= TASK DIRECTIONS =
Each entry below should be echoed exactly, with pictures omitted.

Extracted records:
============

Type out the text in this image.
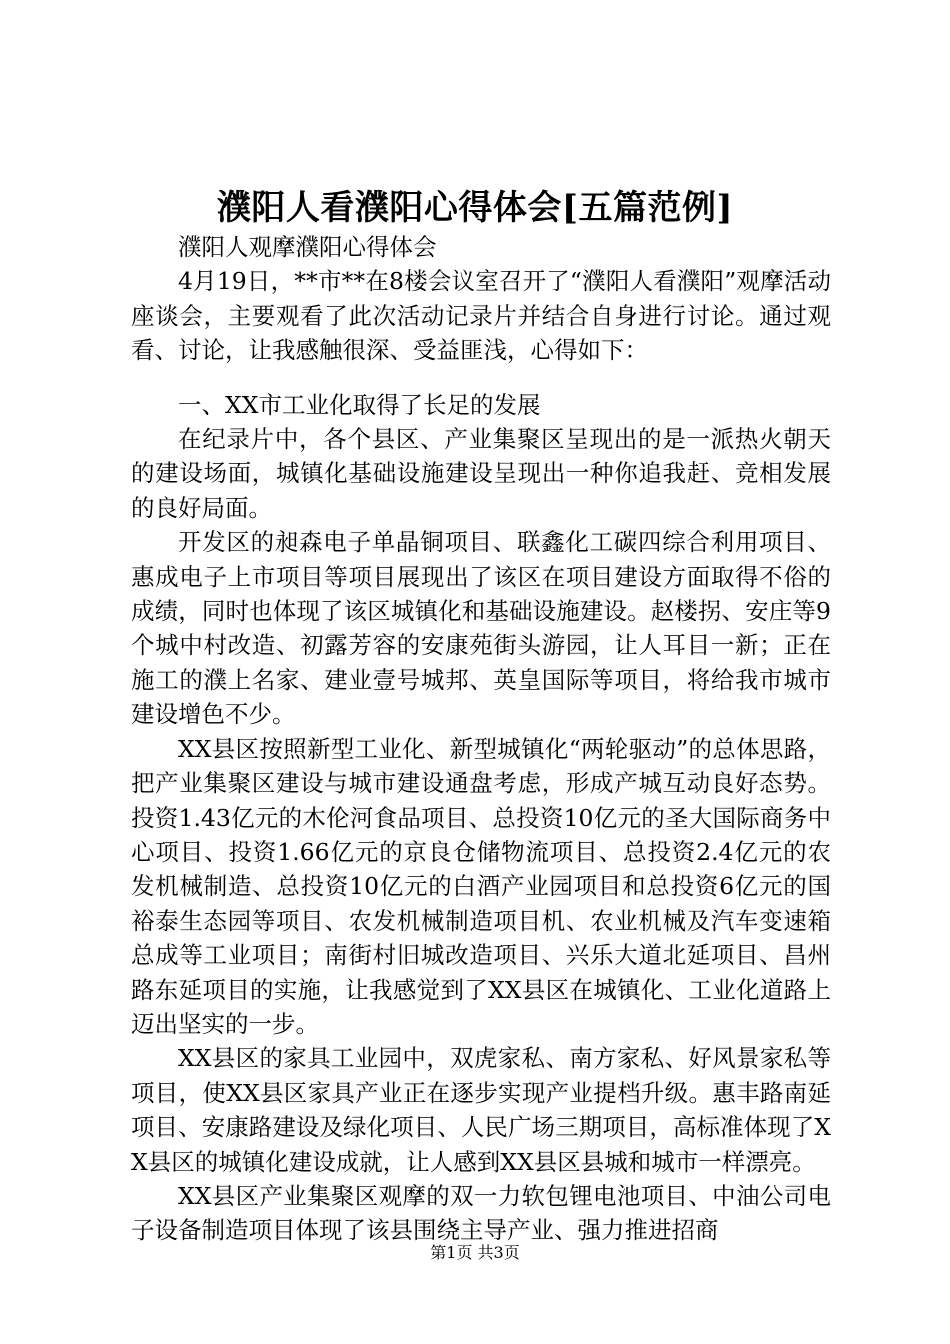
濮阳人看濮阳心得体会[五篇范例]

濮阳人观摩濮阳心得体会

4月19日，**市**在8楼会议室召开了“濮阳人看濮阳”观摩活动座谈会，主要观看了此次活动记录片并结合自身进行讨论。通过观看、讨论，让我感触很深、受益匪浅，心得如下：

一、XX市工业化取得了长足的发展

在纪录片中，各个县区、产业集聚区呈现出的是一派热火朝天的建设场面，城镇化基础设施建设呈现出一种你追我赶、竞相发展的良好局面。

开发区的昶森电子单晶铜项目、联鑫化工碳四综合利用项目、惠成电子上市项目等项目展现出了该区在项目建设方面取得不俗的成绩，同时也体现了该区城镇化和基础设施建设。赵楼拐、安庄等9个城中村改造、初露芳容的安康苑街头游园，让人耳目一新；正在施工的濮上名家、建业壹号城邦、英皇国际等项目，将给我市城市建设增色不少。

XX县区按照新型工业化、新型城镇化“两轮驱动”的总体思路，把产业集聚区建设与城市建设通盘考虑，形成产城互动良好态势。投资1.43亿元的木伦河食品项目、总投资10亿元的圣大国际商务中心项目、投资1.66亿元的京良仓储物流项目、总投资2.4亿元的农发机械制造、总投资10亿元的白酒产业园项目和总投资6亿元的国裕泰生态园等项目、农发机械制造项目机、农业机械及汽车变速箱总成等工业项目；南街村旧城改造项目、兴乐大道北延项目、昌州路东延项目的实施，让我感觉到了XX县区在城镇化、工业化道路上迈出坚实的一步。

XX县区的家具工业园中，双虎家私、南方家私、好风景家私等项目，使XX县区家具产业正在逐步实现产业提档升级。惠丰路南延项目、安康路建设及绿化项目、人民广场三期项目，高标准体现了XX县区的城镇化建设成就，让人感到XX县区县城和城市一样漂亮。

XX县区产业集聚区观摩的双一力软包锂电池项目、中油公司电子设备制造项目体现了该县围绕主导产业、强力推进招商

第1页 共3页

============

= ANSWER TO THE PROBLEM =
Type out the text in this image.
濮阳人看濮阳心得体会[五篇范例]

濮阳人观摩濮阳心得体会

4月19日，**市**在8楼会议室召开了“濮阳人看濮阳”观摩活动座谈会，主要观看了此次活动记录片并结合自身进行讨论。通过观看、讨论，让我感触很深、受益匪浅，心得如下：

一、XX市工业化取得了长足的发展

在纪录片中，各个县区、产业集聚区呈现出的是一派热火朝天的建设场面，城镇化基础设施建设呈现出一种你追我赶、竞相发展的良好局面。

开发区的昶森电子单晶铜项目、联鑫化工碳四综合利用项目、惠成电子上市项目等项目展现出了该区在项目建设方面取得不俗的成绩，同时也体现了该区城镇化和基础设施建设。赵楼拐、安庄等9个城中村改造、初露芳容的安康苑街头游园，让人耳目一新；正在施工的濮上名家、建业壹号城邦、英皇国际等项目，将给我市城市建设增色不少。

XX县区按照新型工业化、新型城镇化“两轮驱动”的总体思路，把产业集聚区建设与城市建设通盘考虑，形成产城互动良好态势。投资1.43亿元的木伦河食品项目、总投资10亿元的圣大国际商务中心项目、投资1.66亿元的京良仓储物流项目、总投资2.4亿元的农发机械制造、总投资10亿元的白酒产业园项目和总投资6亿元的国裕泰生态园等项目、农发机械制造项目机、农业机械及汽车变速箱总成等工业项目；南街村旧城改造项目、兴乐大道北延项目、昌州路东延项目的实施，让我感觉到了XX县区在城镇化、工业化道路上迈出坚实的一步。

XX县区的家具工业园中，双虎家私、南方家私、好风景家私等项目，使XX县区家具产业正在逐步实现产业提档升级。惠丰路南延项目、安康路建设及绿化项目、人民广场三期项目，高标准体现了XX县区的城镇化建设成就，让人感到XX县区县城和城市一样漂亮。

XX县区产业集聚区观摩的双一力软包锂电池项目、中油公司电子设备制造项目体现了该县围绕主导产业、强力推进招商

第1页 共3页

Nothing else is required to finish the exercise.